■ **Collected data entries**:
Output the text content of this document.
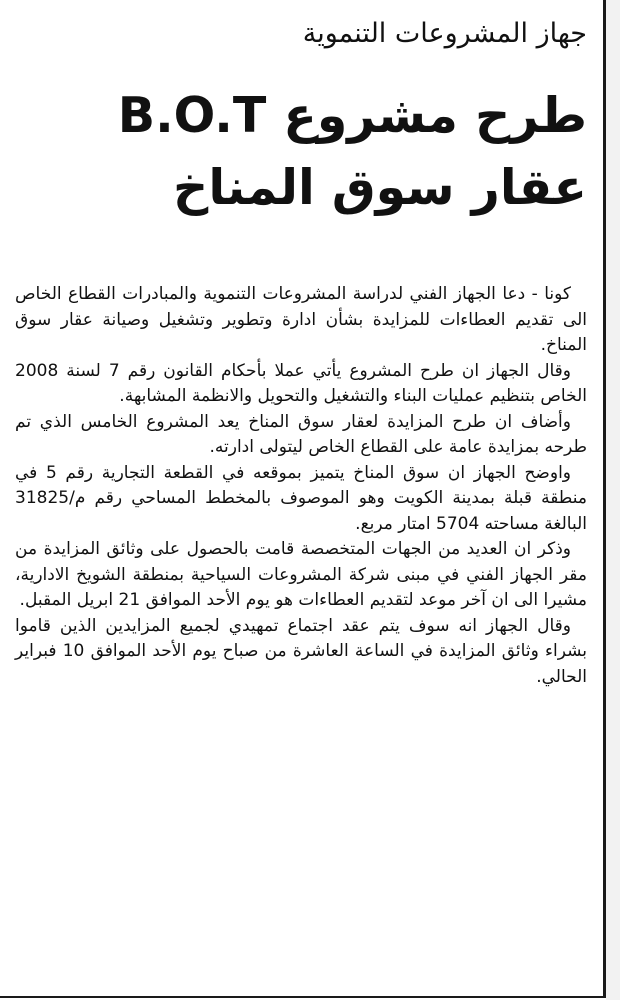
جهاز المشروعات التنموية
طرح مشروع B.O.T
عقار سوق المناخ

كونا - دعا الجهاز الفني لدراسة المشروعات التنموية والمبادرات القطاع الخاص الى تقديم العطاءات للمزايدة بشأن ادارة وتطوير وتشغيل وصيانة عقار سوق المناخ.

وقال الجهاز ان طرح المشروع يأتي عملا بأحكام القانون رقم 7 لسنة 2008 الخاص بتنظيم عمليات البناء والتشغيل والتحويل والانظمة المشابهة.

وأضاف ان طرح المزايدة لعقار سوق المناخ يعد المشروع الخامس الذي تم طرحه بمزايدة عامة على القطاع الخاص ليتولى ادارته.

واوضح الجهاز ان سوق المناخ يتميز بموقعه في القطعة التجارية رقم 5 في منطقة قبلة بمدينة الكويت وهو الموصوف بالمخطط المساحي رقم م/31825 البالغة مساحته 5704 امتار مربع.

وذكر ان العديد من الجهات المتخصصة قامت بالحصول على وثائق المزايدة من مقر الجهاز الفني في مبنى شركة المشروعات السياحية بمنطقة الشويخ الادارية، مشيرا الى ان آخر موعد لتقديم العطاءات هو يوم الأحد الموافق 21 ابريل المقبل.

وقال الجهاز انه سوف يتم عقد اجتماع تمهيدي لجميع المزايدين الذين قاموا بشراء وثائق المزايدة في الساعة العاشرة من صباح يوم الأحد الموافق 10 فبراير الحالي.
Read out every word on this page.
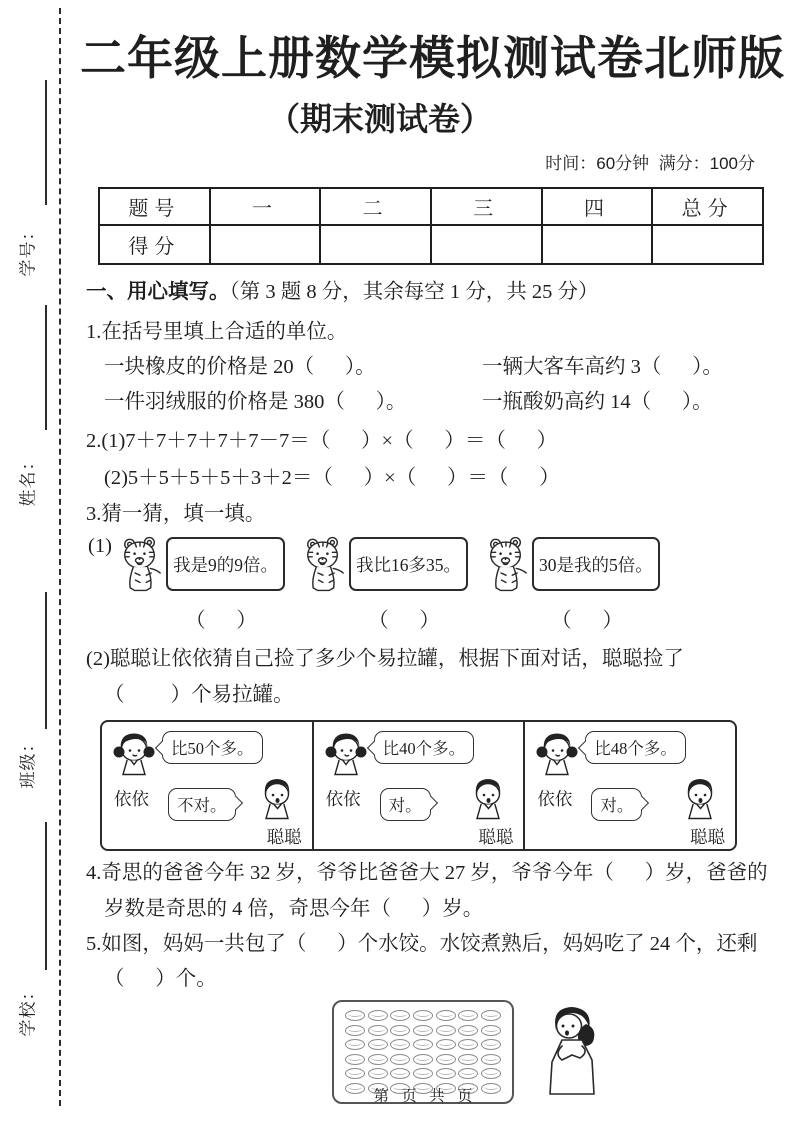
学号：
姓名：
班级：
学校：
二年级上册数学模拟测试卷北师版
（期末测试卷）
时间：60分钟  满分：100分
题号	一	二	三	四	总分
得分					

一、用心填写。（第 3 题 8 分，其余每空 1 分，共 25 分）

1.在括号里填上合适的单位。

一块橡皮的价格是 20（      ）。	一辆大客车高约 3（      ）。
一件羽绒服的价格是 380（      ）。	一瓶酸奶高约 14（      ）。

2.(1)7＋7＋7＋7＋7－7＝（      ）×（      ）＝（      ）

(2)5＋5＋5＋5＋3＋2＝（      ）×（      ）＝（      ）

3.猜一猜，填一填。

(1)
我是9的9倍。
（      ）
我比16多35。
（      ）
30是我的5倍。
（      ）

(2)聪聪让依依猜自己捡了多少个易拉罐，根据下面对话，聪聪捡了

（         ）个易拉罐。

依依
比50个多。
不对。
聪聪
依依
比40个多。
对。
聪聪
依依
比48个多。
对。
聪聪

4.奇思的爸爸今年 32 岁，爷爷比爸爸大 27 岁，爷爷今年（      ）岁，爸爸的

岁数是奇思的 4 倍，奇思今年（      ）岁。

5.如图，妈妈一共包了（      ）个水饺。水饺煮熟后，妈妈吃了 24 个，还剩

（      ）个。

第 页 共 页
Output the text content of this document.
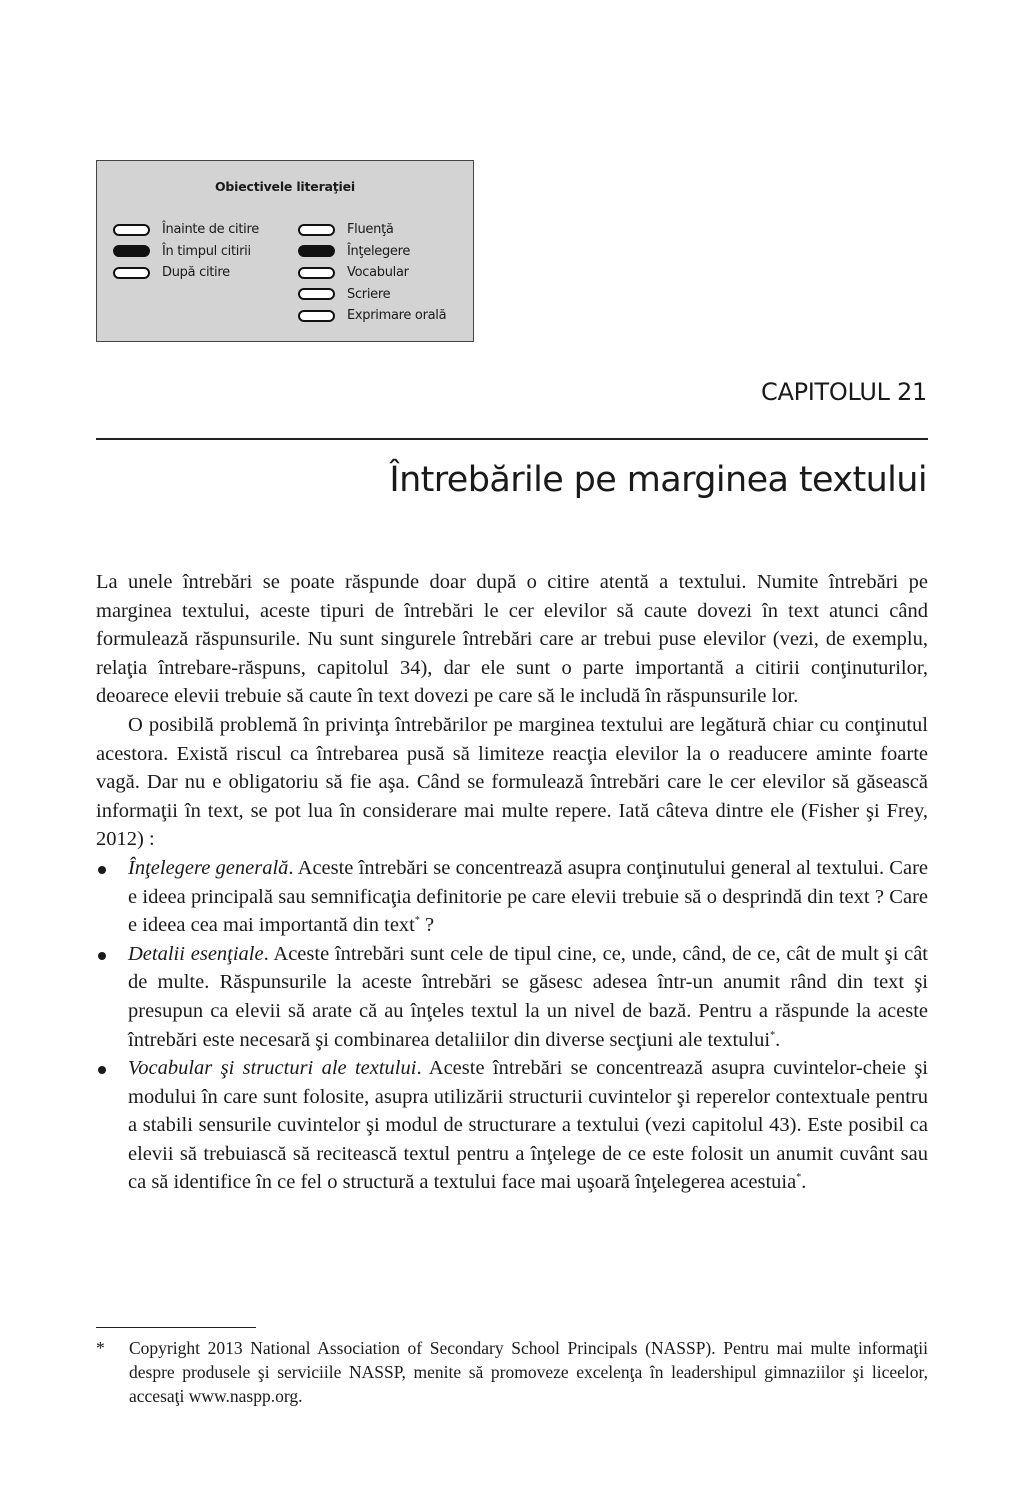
Obiectivele literaţiei
Înainte de citire
În timpul citirii
După citire
Fluenţă
Înţelegere
Vocabular
Scriere
Exprimare orală
CAPITOLUL 21
Întrebările pe marginea textului

La unele întrebări se poate răspunde doar după o citire atentă a textului. Numite întrebări pe marginea textului, aceste tipuri de întrebări le cer elevilor să caute dovezi în text atunci când formulează răspunsurile. Nu sunt singurele întrebări care ar trebui puse elevilor (vezi, de exemplu, relaţia întrebare-răspuns, capitolul 34), dar ele sunt o parte importantă a citirii conţinuturilor, deoarece elevii trebuie să caute în text dovezi pe care să le includă în răspunsurile lor.

O posibilă problemă în privinţa întrebărilor pe marginea textului are legătură chiar cu conţinutul acestora. Există riscul ca întrebarea pusă să limiteze reacţia elevilor la o readucere aminte foarte vagă. Dar nu e obligatoriu să fie aşa. Când se formulează întrebări care le cer elevilor să găsească informaţii în text, se pot lua în considerare mai multe repere. Iată câteva dintre ele (Fisher şi Frey, 2012) :

Înţelegere generală. Aceste întrebări se concentrează asupra conţinutului general al textului. Care e ideea principală sau semnificaţia definitorie pe care elevii trebuie să o desprindă din text ? Care e ideea cea mai importantă din text* ?
Detalii esenţiale. Aceste întrebări sunt cele de tipul cine, ce, unde, când, de ce, cât de mult şi cât de multe. Răspunsurile la aceste întrebări se găsesc adesea într-un anumit rând din text şi presupun ca elevii să arate că au înţeles textul la un nivel de bază. Pentru a răspunde la aceste întrebări este necesară şi combinarea detaliilor din diverse secţiuni ale textului*.
Vocabular şi structuri ale textului. Aceste întrebări se concentrează asupra cuvintelor-cheie şi modului în care sunt folosite, asupra utilizării structurii cuvintelor şi reperelor contextuale pentru a stabili sensurile cuvintelor şi modul de structurare a textului (vezi capitolul 43). Este posibil ca elevii să trebuiască să recitească textul pentru a înţelege de ce este folosit un anumit cuvânt sau ca să identifice în ce fel o structură a textului face mai uşoară înţelegerea acestuia*.
*	Copyright 2013 National Association of Secondary School Principals (NASSP). Pentru mai multe informaţii despre produsele şi serviciile NASSP, menite să promoveze excelenţa în leadershipul gimnaziilor şi liceelor, accesaţi www.naspp.org.
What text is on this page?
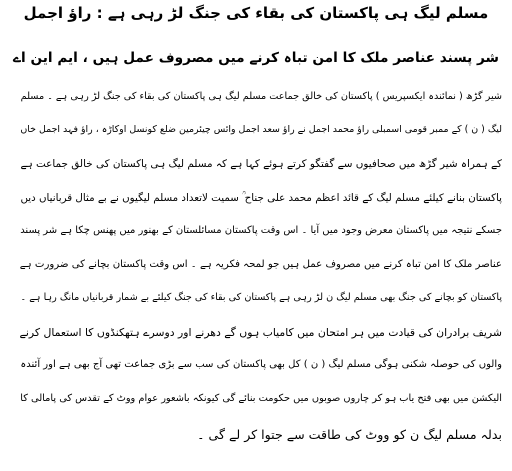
مسلم لیگ ہی پاکستان کی بقاء کی جنگ لڑ رہی ہے : راؤ اجمل
شر پسند عناصر ملک کا امن تباہ کرنے میں مصروف عمل ہیں ، ایم این اے
شیر گڑھ ( نمائندہ ایکسپریس ) پاکستان کی خالق جماعت مسلم لیگ ہی پاکستان کی بقاء کی جنگ لڑ رہی ہے ۔ مسلم
لیگ ( ن ) کے ممبر قومی اسمبلی راؤ محمد اجمل نے راؤ سعد اجمل وائس چیئرمین ضلع کونسل اوکاڑہ ، راؤ فہد اجمل خاں
کے ہمراہ شیر گڑھ میں صحافیوں سے گفتگو کرتے ہوئے کہا ہے کہ مسلم لیگ ہی پاکستان کی خالق جماعت ہے
پاکستان بنانے کیلئے مسلم لیگ کے قائد اعظم محمد علی جناح ؒ سمیت لاتعداد مسلم لیگیوں نے بے مثال قربانیاں دیں
جسکے نتیجہ میں پاکستان معرض وجود میں آیا ۔ اس وقت پاکستان مسائلستان کے بھنور میں پھنس چکا ہے شر پسند
عناصر ملک کا امن تباہ کرنے میں مصروف عمل ہیں جو لمحہ فکریہ ہے ۔ اس وقت پاکستان بچانے کی ضرورت ہے
پاکستان کو بچانے کی جنگ بھی مسلم لیگ ن لڑ رہی ہے پاکستان کی بقاء کی جنگ کیلئے بے شمار قربانیاں مانگ رہا ہے ۔
شریف برادران کی قیادت میں ہر امتحان میں کامیاب ہوں گے دھرنے اور دوسرے ہتھکنڈوں کا استعمال کرنے
والوں کی حوصلہ شکنی ہوگی مسلم لیگ ( ن ) کل بھی پاکستان کی سب سے بڑی جماعت تھی آج بھی ہے اور آئندہ
الیکشن میں بھی فتح یاب ہو کر چاروں صوبوں میں حکومت بنائے گی کیونکہ باشعور عوام ووٹ کے تقدس کی پامالی کا
بدلہ مسلم لیگ ن کو ووٹ کی طاقت سے جتوا کر لے گی ۔
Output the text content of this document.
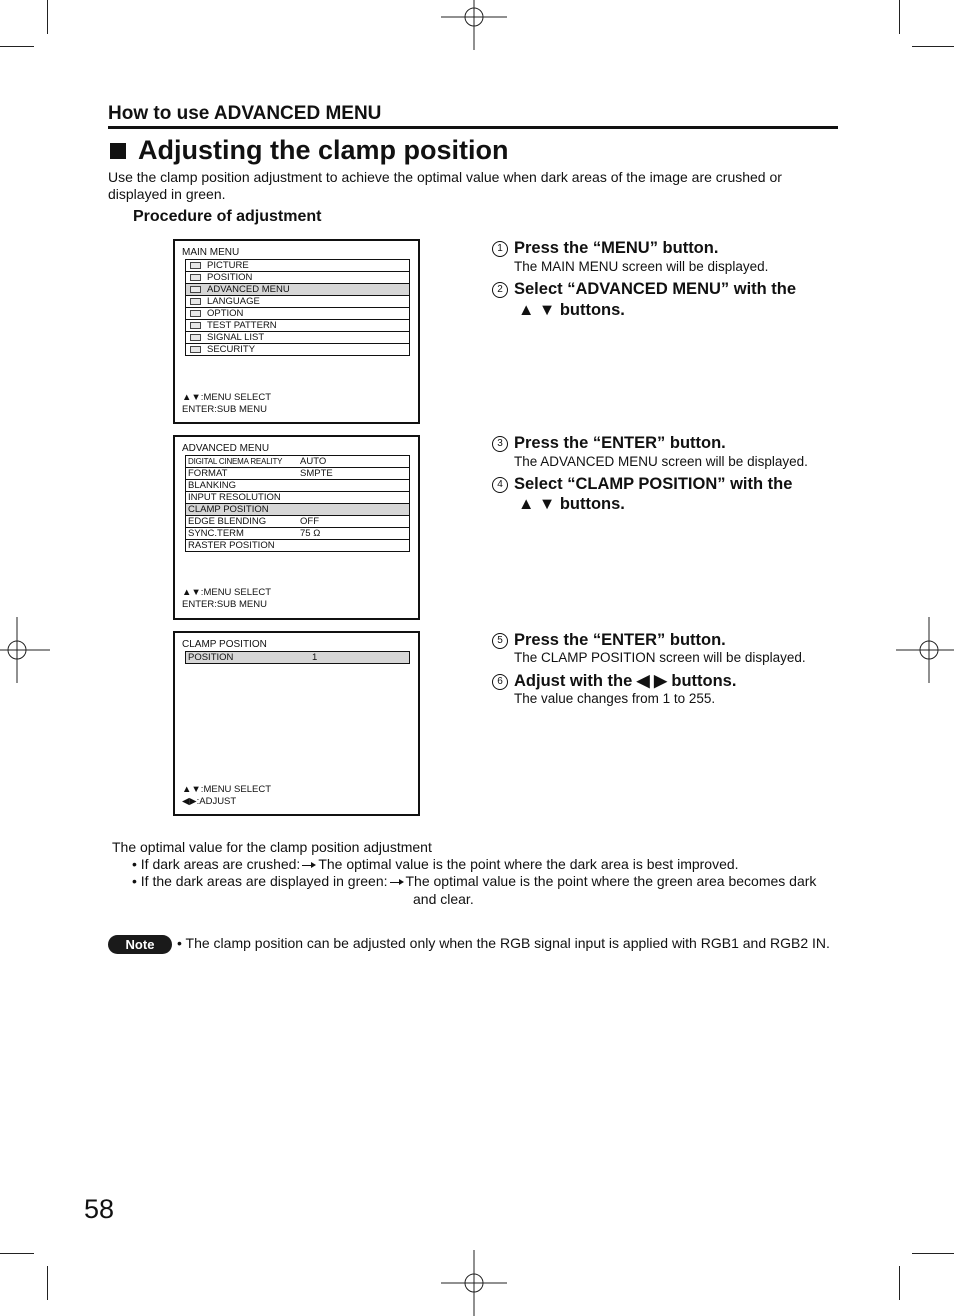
How to use ADVANCED MENU
Adjusting the clamp position
Use the clamp position adjustment to achieve the optimal value when dark areas of the image are crushed or displayed in green.
Procedure of adjustment
MAIN MENU
PICTURE
POSITION
ADVANCED MENU
LANGUAGE
OPTION
TEST PATTERN
SIGNAL LIST
SECURITY
▲▼:MENU SELECT
ENTER:SUB MENU
ADVANCED MENU
DIGITAL CINEMA REALITY AUTO
FORMAT	SMPTE
BLANKING
INPUT RESOLUTION
CLAMP POSITION
EDGE BLENDING	OFF
SYNC.TERM	75 Ω
RASTER POSITION
▲▼:MENU SELECT
ENTER:SUB MENU
CLAMP POSITION
POSITION	1
▲▼:MENU SELECT
◀▶:ADJUST
1 Press the “MENU” button.
The MAIN MENU screen will be displayed.
2 Select “ADVANCED MENU” with the
▲ ▼ buttons.
3 Press the “ENTER” button.
The ADVANCED MENU screen will be displayed.
4 Select “CLAMP POSITION” with the
▲ ▼ buttons.
5 Press the “ENTER” button.
The CLAMP POSITION screen will be displayed.
6 Adjust with the ◀ ▶ buttons.
The value changes from 1 to 255.
The optimal value for the clamp position adjustment
• If dark areas are crushed: The optimal value is the point where the dark area is best improved.
• If the dark areas are displayed in green: The optimal value is the point where the green area becomes dark
and clear.
Note	• The clamp position can be adjusted only when the RGB signal input is applied with RGB1 and RGB2 IN.
58
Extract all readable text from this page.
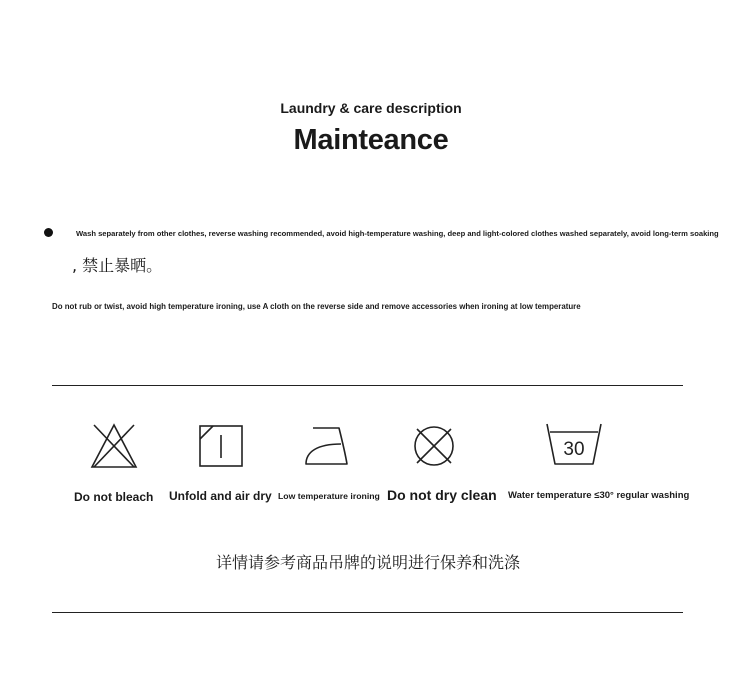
Laundry & care description
Mainteance
Wash separately from other clothes, reverse washing recommended, avoid high-temperature washing, deep and light-colored clothes washed separately, avoid long-term soaking
, 禁止暴晒。
Do not rub or twist, avoid high temperature ironing, use A cloth on the reverse side and remove accessories when ironing at low temperature
30
Do not bleach Unfold and air dry Low temperature ironing Do not dry clean Water temperature ≤30° regular washing
详情请参考商品吊牌的说明进行保养和洗涤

■ **WHAT IS ASKED**:
Take the line containing "Extract all readable text from this page." as the first line and the last line of the data above as the final one, and output exactly the lines between them, inclusive, with no pictures.

■ **OUTPUT BELOW**:
Extract all readable text from this page.
Laundry & care description
Mainteance
Wash separately from other clothes, reverse washing recommended, avoid high-temperature washing, deep and light-colored clothes washed separately, avoid long-term soaking
, 禁止暴晒。
Do not rub or twist, avoid high temperature ironing, use A cloth on the reverse side and remove accessories when ironing at low temperature
30
Do not bleach Unfold and air dry Low temperature ironing Do not dry clean Water temperature ≤30° regular washing
详情请参考商品吊牌的说明进行保养和洗涤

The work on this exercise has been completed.